— begin The input —

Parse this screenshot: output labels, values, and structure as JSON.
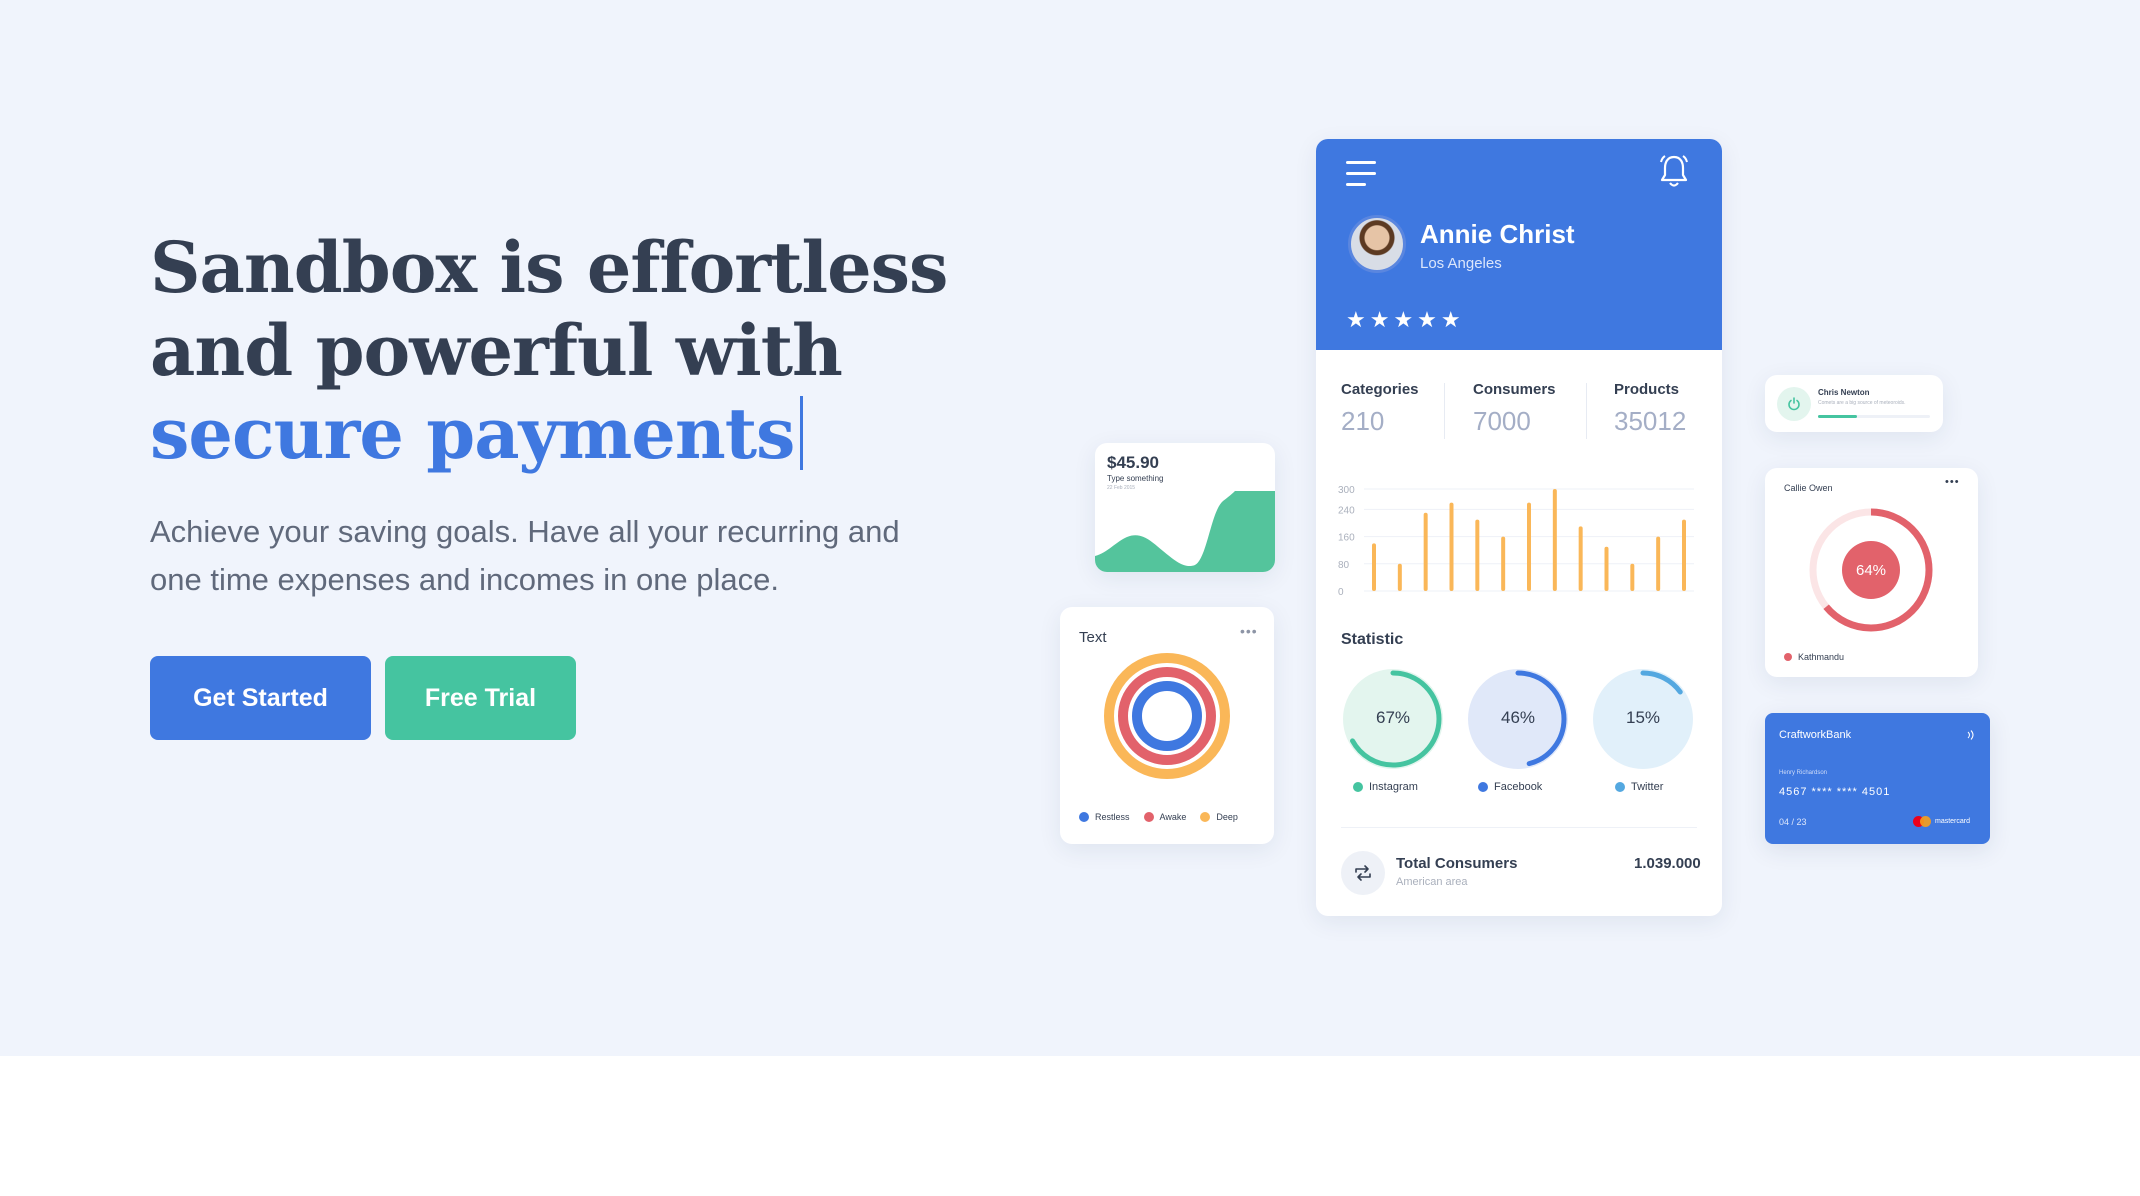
{
  "hero": {
    "headline_line1": "Sandbox is effortless",
    "headline_line2": "and powerful with",
    "headline_accent": "secure payments",
    "lead": "Achieve your saving goals. Have all your recurring and one time expenses and incomes in one place.",
    "primary_button": "Get Started",
    "secondary_button": "Free Trial"
  },
  "colors": {
    "primary": "#3f78e0",
    "success": "#45c4a0",
    "warning": "#fab758",
    "danger": "#e2626b",
    "sky": "#54a8c7",
    "background": "#f0f4fc"
  },
  "phone": {
    "menu_icon": "hamburger-icon",
    "bell_icon": "bell-icon",
    "user_name": "Annie Christ",
    "user_location": "Los Angeles",
    "stars": "★★★★★",
    "rating": 5,
    "stats": [
      {
        "label": "Categories",
        "value": "210"
      },
      {
        "label": "Consumers",
        "value": "7000"
      },
      {
        "label": "Products",
        "value": "35012"
      }
    ],
    "bar_chart": {
      "type": "bar",
      "y_ticks": [
        "300",
        "240",
        "160",
        "80",
        "0"
      ],
      "ylim": [
        0,
        300
      ],
      "values": [
        140,
        80,
        230,
        260,
        210,
        160,
        260,
        300,
        190,
        130,
        80,
        160,
        210
      ],
      "color": "#fab758"
    },
    "statistic_title": "Statistic",
    "rings": [
      {
        "label": "67%",
        "value": 67,
        "legend": "Instagram",
        "color": "#45c4a0",
        "bg": "#e3f5ee"
      },
      {
        "label": "46%",
        "value": 46,
        "legend": "Facebook",
        "color": "#3f78e0",
        "bg": "#e0e8f9"
      },
      {
        "label": "15%",
        "value": 15,
        "legend": "Twitter",
        "color": "#54a8e0",
        "bg": "#e1f0fa"
      }
    ],
    "total_title": "Total Consumers",
    "total_sub": "American area",
    "total_value": "1.039.000"
  },
  "area_card": {
    "price": "$45.90",
    "subtitle": "Type something",
    "date": "22 Feb 2015"
  },
  "concentric_card": {
    "title": "Text",
    "legend": [
      {
        "label": "Restless",
        "color": "#3f78e0"
      },
      {
        "label": "Awake",
        "color": "#e2626b"
      },
      {
        "label": "Deep",
        "color": "#fab758"
      }
    ]
  },
  "chris_card": {
    "name": "Chris Newton",
    "subtitle": "Comets are a big source of meteoroids.",
    "progress": 0.35
  },
  "callie_card": {
    "name": "Callie Owen",
    "percent_label": "64%",
    "value": 64,
    "legend": "Kathmandu"
  },
  "bank_card": {
    "bank": "CraftworkBank",
    "holder": "Henry Richardson",
    "number": "4567 **** **** 4501",
    "expiry": "04 / 23",
    "brand": "mastercard"
  }
}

— end The input —

Problem to solve
Transcribe every record above exactly, leaving out the pictures.

Task response
Parse this screenshot: output labels, values, and structure as JSON.
{
  "hero": {
    "headline_line1": "Sandbox is effortless",
    "headline_line2": "and powerful with",
    "headline_accent": "secure payments",
    "lead": "Achieve your saving goals. Have all your recurring and one time expenses and incomes in one place.",
    "primary_button": "Get Started",
    "secondary_button": "Free Trial"
  },
  "colors": {
    "primary": "#3f78e0",
    "success": "#45c4a0",
    "warning": "#fab758",
    "danger": "#e2626b",
    "sky": "#54a8c7",
    "background": "#f0f4fc"
  },
  "phone": {
    "menu_icon": "hamburger-icon",
    "bell_icon": "bell-icon",
    "user_name": "Annie Christ",
    "user_location": "Los Angeles",
    "stars": "★★★★★",
    "rating": 5,
    "stats": [
      {
        "label": "Categories",
        "value": "210"
      },
      {
        "label": "Consumers",
        "value": "7000"
      },
      {
        "label": "Products",
        "value": "35012"
      }
    ],
    "bar_chart": {
      "type": "bar",
      "y_ticks": [
        "300",
        "240",
        "160",
        "80",
        "0"
      ],
      "ylim": [
        0,
        300
      ],
      "values": [
        140,
        80,
        230,
        260,
        210,
        160,
        260,
        300,
        190,
        130,
        80,
        160,
        210
      ],
      "color": "#fab758"
    },
    "statistic_title": "Statistic",
    "rings": [
      {
        "label": "67%",
        "value": 67,
        "legend": "Instagram",
        "color": "#45c4a0",
        "bg": "#e3f5ee"
      },
      {
        "label": "46%",
        "value": 46,
        "legend": "Facebook",
        "color": "#3f78e0",
        "bg": "#e0e8f9"
      },
      {
        "label": "15%",
        "value": 15,
        "legend": "Twitter",
        "color": "#54a8e0",
        "bg": "#e1f0fa"
      }
    ],
    "total_title": "Total Consumers",
    "total_sub": "American area",
    "total_value": "1.039.000"
  },
  "area_card": {
    "price": "$45.90",
    "subtitle": "Type something",
    "date": "22 Feb 2015"
  },
  "concentric_card": {
    "title": "Text",
    "legend": [
      {
        "label": "Restless",
        "color": "#3f78e0"
      },
      {
        "label": "Awake",
        "color": "#e2626b"
      },
      {
        "label": "Deep",
        "color": "#fab758"
      }
    ]
  },
  "chris_card": {
    "name": "Chris Newton",
    "subtitle": "Comets are a big source of meteoroids.",
    "progress": 0.35
  },
  "callie_card": {
    "name": "Callie Owen",
    "percent_label": "64%",
    "value": 64,
    "legend": "Kathmandu"
  },
  "bank_card": {
    "bank": "CraftworkBank",
    "holder": "Henry Richardson",
    "number": "4567 **** **** 4501",
    "expiry": "04 / 23",
    "brand": "mastercard"
  }
}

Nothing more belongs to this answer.